--- PROVIDED INFORMATION ---

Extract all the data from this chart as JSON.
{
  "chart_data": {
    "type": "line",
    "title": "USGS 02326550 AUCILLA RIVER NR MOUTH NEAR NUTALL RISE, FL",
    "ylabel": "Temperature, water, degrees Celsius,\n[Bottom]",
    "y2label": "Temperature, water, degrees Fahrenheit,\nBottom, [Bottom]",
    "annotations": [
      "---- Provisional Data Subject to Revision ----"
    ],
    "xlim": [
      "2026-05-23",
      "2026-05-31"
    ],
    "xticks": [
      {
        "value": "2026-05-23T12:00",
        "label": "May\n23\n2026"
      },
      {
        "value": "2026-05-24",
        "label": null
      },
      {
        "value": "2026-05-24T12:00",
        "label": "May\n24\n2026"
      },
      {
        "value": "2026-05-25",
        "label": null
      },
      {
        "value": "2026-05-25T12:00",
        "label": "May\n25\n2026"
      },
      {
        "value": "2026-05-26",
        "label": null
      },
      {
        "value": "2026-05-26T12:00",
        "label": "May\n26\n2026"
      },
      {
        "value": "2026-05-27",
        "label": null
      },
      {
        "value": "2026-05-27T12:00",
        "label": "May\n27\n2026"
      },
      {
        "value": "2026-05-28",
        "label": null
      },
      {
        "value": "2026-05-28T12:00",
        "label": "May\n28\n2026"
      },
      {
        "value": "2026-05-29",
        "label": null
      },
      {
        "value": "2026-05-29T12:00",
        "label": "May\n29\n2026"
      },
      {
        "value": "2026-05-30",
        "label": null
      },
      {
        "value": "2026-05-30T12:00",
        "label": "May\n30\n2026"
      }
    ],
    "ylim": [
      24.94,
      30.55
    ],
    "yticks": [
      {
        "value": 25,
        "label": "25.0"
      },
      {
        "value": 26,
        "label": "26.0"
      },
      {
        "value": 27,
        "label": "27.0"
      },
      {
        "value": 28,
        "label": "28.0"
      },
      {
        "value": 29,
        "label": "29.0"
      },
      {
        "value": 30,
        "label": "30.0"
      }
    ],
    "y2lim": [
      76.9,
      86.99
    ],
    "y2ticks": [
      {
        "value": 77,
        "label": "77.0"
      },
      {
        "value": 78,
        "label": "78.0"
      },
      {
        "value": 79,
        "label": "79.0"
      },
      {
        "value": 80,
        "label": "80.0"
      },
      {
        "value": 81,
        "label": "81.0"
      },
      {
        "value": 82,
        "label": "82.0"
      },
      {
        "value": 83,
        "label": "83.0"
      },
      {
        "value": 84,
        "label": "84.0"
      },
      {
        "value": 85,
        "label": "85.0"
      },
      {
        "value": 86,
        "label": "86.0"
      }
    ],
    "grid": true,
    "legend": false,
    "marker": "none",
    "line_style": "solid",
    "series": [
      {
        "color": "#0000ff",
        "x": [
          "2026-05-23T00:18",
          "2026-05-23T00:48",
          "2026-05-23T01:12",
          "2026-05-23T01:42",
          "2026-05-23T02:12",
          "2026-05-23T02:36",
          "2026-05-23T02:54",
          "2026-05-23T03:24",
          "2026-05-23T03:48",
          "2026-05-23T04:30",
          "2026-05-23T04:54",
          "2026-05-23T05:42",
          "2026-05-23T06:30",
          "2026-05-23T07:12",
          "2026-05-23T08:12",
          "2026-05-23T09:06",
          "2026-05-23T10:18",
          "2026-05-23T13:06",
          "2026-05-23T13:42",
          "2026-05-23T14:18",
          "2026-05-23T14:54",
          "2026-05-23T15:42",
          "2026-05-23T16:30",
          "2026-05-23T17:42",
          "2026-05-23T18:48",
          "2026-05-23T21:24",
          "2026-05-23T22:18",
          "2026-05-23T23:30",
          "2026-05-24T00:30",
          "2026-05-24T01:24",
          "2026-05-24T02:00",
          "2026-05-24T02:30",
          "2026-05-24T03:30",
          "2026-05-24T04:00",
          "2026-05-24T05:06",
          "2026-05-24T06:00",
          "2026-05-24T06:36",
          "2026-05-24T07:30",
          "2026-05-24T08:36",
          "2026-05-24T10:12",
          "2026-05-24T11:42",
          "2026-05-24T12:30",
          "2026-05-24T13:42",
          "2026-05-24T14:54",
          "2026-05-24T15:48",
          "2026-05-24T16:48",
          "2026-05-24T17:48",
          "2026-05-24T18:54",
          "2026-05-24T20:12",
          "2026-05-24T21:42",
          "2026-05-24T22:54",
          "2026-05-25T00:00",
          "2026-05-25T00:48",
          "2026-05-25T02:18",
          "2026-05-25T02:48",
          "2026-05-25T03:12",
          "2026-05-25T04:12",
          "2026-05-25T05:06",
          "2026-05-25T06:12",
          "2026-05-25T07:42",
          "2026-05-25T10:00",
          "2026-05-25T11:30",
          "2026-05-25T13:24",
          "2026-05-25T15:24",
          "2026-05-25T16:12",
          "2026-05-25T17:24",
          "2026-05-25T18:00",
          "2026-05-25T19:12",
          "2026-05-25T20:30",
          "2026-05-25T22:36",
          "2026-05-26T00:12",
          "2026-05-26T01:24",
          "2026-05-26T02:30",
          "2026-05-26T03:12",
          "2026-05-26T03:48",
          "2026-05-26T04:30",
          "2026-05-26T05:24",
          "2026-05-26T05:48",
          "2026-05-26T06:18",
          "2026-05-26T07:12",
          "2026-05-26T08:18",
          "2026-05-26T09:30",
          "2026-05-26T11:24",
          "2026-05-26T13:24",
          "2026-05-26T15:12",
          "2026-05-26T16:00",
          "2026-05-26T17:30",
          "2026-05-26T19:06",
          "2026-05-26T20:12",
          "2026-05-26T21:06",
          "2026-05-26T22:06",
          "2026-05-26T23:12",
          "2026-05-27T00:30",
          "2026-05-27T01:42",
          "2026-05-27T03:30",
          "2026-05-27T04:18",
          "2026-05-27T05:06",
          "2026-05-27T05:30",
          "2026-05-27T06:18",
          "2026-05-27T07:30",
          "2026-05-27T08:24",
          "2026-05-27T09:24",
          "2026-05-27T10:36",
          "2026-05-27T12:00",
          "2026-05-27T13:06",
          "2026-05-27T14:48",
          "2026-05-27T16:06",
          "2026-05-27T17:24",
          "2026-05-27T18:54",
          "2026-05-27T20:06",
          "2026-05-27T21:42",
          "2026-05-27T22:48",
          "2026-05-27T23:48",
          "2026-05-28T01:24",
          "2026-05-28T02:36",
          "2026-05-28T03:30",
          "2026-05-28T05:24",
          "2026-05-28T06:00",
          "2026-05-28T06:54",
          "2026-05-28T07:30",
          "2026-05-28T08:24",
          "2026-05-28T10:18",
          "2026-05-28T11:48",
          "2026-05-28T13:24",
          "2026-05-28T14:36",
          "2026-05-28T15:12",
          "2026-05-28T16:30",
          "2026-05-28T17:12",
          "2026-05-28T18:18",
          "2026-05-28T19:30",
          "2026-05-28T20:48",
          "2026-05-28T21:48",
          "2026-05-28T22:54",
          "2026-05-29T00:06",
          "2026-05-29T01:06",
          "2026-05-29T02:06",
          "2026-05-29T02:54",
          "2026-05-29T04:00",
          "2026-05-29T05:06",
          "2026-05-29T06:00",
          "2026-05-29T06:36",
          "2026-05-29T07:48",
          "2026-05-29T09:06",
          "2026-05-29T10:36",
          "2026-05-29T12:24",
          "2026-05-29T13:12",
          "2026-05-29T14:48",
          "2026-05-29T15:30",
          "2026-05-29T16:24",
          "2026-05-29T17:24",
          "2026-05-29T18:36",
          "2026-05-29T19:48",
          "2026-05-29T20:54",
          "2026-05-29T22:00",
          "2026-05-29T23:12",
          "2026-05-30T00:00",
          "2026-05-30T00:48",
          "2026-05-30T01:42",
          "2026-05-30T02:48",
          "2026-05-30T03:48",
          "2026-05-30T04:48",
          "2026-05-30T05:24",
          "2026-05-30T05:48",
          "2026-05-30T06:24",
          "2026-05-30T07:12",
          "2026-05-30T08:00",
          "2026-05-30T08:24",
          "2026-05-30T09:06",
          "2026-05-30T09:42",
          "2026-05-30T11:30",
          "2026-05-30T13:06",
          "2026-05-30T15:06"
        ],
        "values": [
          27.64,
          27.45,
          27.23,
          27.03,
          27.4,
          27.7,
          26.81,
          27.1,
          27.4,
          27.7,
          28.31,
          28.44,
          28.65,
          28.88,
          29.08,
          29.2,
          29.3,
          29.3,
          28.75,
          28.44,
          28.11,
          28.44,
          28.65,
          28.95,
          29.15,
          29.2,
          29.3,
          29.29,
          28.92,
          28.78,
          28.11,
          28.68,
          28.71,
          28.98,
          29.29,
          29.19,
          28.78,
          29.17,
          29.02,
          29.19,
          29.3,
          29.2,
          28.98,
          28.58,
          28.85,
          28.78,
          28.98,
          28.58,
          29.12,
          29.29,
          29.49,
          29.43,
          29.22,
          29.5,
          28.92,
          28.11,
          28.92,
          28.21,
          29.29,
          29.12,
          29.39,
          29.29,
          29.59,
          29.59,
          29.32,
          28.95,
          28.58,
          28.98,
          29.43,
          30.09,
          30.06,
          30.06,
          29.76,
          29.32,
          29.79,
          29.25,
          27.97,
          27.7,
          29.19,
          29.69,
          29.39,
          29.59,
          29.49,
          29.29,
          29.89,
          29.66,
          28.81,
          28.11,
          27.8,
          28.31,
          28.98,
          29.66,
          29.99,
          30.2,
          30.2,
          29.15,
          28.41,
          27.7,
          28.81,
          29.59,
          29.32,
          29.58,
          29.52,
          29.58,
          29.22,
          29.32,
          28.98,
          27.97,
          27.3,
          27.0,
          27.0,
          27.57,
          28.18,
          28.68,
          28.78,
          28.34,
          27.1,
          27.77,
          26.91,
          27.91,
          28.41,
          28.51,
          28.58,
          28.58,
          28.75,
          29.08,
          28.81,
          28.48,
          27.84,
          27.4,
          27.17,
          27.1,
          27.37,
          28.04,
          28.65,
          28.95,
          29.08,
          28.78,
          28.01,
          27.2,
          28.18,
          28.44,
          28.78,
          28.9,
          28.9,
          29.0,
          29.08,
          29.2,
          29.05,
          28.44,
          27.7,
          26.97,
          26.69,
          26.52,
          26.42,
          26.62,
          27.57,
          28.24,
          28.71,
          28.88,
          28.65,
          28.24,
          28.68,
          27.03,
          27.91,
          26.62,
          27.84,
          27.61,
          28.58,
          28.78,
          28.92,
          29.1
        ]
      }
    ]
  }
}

--- EXERCISE PROMPT ---
From the data above, copy out every line with the string "water" in it.

--- ANSWER IN FULL ---
    "ylabel": "Temperature, water, degrees Celsius,\n[Bottom]",
    "y2label": "Temperature, water, degrees Fahrenheit,\nBottom, [Bottom]",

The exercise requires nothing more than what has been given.